(Source records)
++++++++++++++++++++

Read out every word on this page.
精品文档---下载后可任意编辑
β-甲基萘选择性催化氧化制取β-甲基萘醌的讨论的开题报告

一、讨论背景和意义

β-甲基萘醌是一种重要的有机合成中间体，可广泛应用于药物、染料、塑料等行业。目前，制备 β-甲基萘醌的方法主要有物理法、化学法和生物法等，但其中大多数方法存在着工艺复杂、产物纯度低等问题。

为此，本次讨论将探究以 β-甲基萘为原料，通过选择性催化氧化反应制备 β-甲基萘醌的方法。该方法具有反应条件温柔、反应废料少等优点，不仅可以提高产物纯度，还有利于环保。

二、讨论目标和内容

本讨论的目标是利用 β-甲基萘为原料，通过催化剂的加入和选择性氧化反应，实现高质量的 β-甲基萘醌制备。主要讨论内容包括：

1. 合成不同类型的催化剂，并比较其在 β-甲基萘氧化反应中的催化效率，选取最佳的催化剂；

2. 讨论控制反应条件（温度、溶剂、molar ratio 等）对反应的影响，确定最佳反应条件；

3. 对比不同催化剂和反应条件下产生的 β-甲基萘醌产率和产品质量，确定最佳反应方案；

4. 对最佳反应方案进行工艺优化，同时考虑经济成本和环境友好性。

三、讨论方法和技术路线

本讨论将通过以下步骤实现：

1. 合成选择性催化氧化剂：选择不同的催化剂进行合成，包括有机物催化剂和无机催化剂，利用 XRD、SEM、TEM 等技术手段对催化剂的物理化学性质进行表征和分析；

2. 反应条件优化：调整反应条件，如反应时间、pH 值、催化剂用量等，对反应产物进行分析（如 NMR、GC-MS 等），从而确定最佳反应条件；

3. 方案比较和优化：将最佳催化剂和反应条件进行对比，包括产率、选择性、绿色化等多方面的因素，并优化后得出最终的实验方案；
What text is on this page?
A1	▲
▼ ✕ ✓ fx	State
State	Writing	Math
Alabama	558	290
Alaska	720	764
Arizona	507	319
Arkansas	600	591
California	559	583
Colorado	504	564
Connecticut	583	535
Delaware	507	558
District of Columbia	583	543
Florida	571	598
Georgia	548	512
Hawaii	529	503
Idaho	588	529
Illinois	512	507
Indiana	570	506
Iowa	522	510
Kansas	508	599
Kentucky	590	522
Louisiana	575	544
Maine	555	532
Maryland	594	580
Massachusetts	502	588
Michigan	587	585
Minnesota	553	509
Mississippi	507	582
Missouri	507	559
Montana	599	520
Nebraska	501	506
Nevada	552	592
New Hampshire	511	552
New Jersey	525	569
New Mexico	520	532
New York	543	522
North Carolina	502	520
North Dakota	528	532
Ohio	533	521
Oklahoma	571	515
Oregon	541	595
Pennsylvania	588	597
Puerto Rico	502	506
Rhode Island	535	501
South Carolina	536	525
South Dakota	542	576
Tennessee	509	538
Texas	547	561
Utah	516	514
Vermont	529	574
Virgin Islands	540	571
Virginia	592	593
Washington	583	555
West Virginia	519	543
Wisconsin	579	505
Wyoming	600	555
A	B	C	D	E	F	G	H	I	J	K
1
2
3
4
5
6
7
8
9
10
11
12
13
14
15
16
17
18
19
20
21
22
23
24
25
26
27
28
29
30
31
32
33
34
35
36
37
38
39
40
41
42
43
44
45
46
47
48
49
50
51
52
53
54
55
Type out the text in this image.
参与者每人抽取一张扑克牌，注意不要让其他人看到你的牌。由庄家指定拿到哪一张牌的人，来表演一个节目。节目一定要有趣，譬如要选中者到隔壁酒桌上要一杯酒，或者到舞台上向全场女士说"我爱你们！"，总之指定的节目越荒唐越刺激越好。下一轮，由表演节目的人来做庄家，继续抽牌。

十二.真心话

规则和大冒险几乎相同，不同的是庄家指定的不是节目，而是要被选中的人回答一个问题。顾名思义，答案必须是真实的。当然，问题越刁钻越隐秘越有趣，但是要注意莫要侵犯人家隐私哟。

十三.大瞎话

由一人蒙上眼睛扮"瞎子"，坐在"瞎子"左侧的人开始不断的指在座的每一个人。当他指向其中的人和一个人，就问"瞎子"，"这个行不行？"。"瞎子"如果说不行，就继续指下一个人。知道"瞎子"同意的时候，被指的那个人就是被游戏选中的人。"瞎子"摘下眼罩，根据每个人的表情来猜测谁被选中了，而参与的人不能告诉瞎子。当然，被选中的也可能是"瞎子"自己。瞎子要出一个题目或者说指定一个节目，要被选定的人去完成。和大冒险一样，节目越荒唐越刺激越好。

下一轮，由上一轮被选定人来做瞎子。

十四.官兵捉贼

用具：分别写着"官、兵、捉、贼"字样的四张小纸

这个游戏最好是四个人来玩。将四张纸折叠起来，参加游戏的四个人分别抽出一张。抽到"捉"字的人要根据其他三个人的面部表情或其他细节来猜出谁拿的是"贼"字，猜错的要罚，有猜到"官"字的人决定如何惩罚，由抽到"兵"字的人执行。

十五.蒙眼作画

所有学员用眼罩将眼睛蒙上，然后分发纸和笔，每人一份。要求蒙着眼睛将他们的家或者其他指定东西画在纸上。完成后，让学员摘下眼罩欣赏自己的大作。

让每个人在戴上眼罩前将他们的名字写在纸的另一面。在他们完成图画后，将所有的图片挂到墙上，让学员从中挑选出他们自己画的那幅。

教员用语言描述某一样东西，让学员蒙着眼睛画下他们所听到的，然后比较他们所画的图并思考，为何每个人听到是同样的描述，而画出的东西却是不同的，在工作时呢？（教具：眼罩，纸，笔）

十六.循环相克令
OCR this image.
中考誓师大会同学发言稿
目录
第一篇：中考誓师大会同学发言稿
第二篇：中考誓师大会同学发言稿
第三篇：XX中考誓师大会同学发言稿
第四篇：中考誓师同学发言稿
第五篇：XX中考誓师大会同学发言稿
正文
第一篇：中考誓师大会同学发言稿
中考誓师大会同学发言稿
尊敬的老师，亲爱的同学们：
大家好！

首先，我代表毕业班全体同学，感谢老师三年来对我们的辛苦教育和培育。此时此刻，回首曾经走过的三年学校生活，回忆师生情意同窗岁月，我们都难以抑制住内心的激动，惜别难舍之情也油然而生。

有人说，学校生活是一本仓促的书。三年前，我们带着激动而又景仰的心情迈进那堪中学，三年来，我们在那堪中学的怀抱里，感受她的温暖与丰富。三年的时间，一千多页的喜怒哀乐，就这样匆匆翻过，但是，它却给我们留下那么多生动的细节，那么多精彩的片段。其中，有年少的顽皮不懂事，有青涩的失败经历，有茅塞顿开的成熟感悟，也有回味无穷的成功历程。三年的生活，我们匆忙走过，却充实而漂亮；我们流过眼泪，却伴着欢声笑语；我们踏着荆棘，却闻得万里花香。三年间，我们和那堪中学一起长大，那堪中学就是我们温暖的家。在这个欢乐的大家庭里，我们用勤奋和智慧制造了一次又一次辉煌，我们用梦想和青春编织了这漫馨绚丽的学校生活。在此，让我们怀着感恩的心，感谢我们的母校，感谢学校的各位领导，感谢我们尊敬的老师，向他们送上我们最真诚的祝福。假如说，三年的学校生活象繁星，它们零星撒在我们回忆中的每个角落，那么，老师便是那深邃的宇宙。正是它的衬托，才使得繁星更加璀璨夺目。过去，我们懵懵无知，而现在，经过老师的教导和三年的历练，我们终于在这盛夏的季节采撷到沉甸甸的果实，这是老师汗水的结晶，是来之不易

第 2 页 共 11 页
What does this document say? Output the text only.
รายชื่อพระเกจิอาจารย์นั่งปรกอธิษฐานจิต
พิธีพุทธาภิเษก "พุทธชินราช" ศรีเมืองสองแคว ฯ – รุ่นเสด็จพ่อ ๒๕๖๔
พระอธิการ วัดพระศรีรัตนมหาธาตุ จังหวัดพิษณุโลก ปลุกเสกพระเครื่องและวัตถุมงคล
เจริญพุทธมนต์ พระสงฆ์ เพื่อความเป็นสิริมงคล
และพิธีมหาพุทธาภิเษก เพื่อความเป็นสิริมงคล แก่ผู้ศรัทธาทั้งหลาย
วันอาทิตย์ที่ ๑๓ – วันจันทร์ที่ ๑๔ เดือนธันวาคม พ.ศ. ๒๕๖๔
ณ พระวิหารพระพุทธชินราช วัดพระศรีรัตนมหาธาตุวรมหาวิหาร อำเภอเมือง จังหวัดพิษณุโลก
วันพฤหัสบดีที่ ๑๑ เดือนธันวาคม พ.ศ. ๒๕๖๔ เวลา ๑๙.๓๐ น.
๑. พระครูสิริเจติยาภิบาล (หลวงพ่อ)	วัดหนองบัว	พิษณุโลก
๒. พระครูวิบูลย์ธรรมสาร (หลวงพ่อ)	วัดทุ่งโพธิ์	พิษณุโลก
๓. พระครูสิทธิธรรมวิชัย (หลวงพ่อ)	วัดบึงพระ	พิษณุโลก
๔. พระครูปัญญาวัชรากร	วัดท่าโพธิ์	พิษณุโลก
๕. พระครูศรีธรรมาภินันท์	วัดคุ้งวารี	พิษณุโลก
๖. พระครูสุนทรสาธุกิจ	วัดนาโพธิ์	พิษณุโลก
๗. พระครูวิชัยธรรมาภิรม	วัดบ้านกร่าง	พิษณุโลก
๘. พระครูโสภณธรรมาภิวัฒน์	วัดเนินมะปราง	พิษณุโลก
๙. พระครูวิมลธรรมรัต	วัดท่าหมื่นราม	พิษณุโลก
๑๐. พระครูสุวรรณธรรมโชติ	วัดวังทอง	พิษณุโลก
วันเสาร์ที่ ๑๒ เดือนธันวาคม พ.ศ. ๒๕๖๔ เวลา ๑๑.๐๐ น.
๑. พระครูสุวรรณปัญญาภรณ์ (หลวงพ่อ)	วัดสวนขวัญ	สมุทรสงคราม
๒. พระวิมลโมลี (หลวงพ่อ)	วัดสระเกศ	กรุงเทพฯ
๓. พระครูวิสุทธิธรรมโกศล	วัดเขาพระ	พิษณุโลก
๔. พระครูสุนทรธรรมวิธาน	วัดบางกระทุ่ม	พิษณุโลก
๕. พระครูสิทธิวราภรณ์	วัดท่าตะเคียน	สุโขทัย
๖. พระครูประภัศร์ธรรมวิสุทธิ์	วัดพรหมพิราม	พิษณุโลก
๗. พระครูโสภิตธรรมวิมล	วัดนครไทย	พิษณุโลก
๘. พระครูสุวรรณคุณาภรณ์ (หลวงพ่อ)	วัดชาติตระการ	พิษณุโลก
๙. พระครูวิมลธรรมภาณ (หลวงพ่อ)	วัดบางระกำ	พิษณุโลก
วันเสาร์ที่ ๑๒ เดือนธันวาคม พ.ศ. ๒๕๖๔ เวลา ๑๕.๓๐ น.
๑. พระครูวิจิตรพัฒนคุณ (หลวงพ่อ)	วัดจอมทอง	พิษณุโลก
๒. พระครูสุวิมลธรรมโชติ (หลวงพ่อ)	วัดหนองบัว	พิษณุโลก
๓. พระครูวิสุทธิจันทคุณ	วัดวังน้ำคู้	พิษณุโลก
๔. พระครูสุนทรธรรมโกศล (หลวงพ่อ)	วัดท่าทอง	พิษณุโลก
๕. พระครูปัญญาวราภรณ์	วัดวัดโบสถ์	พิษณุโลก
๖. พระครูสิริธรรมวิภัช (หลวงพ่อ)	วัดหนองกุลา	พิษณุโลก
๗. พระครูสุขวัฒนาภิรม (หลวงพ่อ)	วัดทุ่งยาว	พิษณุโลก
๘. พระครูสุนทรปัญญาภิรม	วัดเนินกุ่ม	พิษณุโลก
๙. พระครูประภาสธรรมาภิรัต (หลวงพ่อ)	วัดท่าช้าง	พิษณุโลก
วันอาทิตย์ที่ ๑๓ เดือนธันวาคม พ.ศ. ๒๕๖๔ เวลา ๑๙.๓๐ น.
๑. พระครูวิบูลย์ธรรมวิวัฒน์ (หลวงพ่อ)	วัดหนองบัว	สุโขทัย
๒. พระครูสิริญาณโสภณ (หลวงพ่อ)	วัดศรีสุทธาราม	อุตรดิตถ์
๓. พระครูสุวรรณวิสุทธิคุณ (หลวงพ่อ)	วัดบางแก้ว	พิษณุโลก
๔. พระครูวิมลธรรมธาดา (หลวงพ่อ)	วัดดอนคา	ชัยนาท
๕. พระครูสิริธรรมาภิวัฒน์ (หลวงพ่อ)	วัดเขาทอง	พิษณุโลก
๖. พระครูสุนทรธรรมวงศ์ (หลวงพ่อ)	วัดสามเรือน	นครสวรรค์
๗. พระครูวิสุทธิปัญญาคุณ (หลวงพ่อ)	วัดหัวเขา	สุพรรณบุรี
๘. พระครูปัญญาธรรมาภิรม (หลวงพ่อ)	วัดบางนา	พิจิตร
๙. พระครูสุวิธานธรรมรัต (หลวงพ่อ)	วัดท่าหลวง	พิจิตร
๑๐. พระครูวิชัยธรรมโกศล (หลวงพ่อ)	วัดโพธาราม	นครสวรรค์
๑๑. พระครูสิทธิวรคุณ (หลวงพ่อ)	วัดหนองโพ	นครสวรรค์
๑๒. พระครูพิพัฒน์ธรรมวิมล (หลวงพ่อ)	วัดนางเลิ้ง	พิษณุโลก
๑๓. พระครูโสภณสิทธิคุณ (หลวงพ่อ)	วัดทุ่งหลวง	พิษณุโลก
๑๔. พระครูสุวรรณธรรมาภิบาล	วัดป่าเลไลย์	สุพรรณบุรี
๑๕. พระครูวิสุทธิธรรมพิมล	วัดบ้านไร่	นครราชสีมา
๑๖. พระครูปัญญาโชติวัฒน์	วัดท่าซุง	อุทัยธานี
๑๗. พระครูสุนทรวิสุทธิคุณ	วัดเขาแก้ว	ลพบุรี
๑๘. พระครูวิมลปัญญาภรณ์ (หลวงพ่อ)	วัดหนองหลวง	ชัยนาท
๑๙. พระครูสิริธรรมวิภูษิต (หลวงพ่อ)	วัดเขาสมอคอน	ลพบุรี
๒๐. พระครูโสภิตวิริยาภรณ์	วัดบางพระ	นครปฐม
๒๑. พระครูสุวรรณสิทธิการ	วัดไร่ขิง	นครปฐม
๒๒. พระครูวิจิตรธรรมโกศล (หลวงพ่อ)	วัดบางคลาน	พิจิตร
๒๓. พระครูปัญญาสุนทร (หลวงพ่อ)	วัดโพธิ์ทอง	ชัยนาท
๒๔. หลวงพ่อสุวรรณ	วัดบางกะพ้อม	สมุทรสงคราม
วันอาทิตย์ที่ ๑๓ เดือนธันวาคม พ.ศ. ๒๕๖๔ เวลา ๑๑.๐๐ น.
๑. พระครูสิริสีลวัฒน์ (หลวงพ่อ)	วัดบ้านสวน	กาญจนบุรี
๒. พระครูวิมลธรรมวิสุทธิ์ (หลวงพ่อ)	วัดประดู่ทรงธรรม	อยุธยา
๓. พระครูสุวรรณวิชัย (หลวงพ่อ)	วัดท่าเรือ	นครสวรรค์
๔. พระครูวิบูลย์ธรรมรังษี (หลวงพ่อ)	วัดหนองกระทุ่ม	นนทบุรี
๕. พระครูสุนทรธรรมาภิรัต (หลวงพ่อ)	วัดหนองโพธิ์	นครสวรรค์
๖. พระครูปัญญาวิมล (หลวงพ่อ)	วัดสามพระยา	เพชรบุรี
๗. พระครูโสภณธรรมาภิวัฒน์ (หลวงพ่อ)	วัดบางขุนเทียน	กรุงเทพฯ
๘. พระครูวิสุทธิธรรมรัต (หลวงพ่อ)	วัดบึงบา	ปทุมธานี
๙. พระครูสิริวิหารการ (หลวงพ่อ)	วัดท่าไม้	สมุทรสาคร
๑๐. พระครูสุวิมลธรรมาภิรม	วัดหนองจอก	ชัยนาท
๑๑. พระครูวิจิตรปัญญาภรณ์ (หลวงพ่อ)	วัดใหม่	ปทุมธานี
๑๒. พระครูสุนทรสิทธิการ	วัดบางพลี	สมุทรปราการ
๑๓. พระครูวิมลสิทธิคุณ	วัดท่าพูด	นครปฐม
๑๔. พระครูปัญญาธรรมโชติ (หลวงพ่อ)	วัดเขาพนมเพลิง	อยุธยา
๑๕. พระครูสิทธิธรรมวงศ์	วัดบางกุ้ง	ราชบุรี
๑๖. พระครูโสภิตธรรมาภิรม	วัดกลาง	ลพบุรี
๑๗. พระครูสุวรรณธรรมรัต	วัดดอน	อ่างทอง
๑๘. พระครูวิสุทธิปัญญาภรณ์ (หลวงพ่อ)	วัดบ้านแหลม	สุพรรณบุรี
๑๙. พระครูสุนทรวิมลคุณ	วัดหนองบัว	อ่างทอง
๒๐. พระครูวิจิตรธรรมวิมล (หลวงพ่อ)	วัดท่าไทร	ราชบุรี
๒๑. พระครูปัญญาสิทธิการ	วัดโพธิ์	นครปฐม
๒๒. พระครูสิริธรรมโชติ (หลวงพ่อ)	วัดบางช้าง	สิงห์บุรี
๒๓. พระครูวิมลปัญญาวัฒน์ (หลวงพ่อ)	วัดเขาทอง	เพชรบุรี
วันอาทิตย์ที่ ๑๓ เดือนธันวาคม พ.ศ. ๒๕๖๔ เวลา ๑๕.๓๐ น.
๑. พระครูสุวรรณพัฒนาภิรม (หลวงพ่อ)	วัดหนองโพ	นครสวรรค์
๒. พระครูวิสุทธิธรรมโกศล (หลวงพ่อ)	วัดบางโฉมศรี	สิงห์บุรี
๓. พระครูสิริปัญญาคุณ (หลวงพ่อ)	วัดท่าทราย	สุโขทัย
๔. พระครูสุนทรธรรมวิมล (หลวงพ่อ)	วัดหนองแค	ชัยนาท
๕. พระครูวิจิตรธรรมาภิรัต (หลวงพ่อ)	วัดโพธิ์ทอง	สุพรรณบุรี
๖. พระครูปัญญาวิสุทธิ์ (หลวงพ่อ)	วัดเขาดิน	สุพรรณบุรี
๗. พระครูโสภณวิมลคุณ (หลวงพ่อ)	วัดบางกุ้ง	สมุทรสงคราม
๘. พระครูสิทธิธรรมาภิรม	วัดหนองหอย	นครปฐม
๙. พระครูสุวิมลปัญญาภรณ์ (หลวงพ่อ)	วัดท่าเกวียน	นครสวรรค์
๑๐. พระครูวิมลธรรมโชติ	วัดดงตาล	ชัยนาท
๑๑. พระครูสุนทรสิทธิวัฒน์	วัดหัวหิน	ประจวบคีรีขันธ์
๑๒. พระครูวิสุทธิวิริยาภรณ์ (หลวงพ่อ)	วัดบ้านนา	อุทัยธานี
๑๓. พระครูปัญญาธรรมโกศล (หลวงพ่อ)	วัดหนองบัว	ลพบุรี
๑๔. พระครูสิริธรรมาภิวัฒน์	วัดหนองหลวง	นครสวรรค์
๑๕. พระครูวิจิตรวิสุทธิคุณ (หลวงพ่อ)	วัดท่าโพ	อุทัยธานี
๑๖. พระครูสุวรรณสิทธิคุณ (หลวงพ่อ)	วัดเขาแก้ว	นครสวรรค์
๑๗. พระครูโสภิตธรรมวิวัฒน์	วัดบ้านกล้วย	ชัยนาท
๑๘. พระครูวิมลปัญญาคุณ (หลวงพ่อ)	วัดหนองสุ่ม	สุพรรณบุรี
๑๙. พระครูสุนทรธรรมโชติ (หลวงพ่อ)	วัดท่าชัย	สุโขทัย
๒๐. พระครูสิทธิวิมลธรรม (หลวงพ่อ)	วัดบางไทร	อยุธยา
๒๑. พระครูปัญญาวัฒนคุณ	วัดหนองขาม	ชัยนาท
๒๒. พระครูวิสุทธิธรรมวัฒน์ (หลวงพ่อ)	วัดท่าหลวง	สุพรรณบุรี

++++++++++++++++++++

Within the material above, find the lines that contain the word "างทอง"; copy them.

## Output of the task
๑๗. พระครูสุวรรณธรรมรัต	วัดดอน	อ่างทอง
๑๙. พระครูสุนทรวิมลคุณ	วัดหนองบัว	อ่างทอง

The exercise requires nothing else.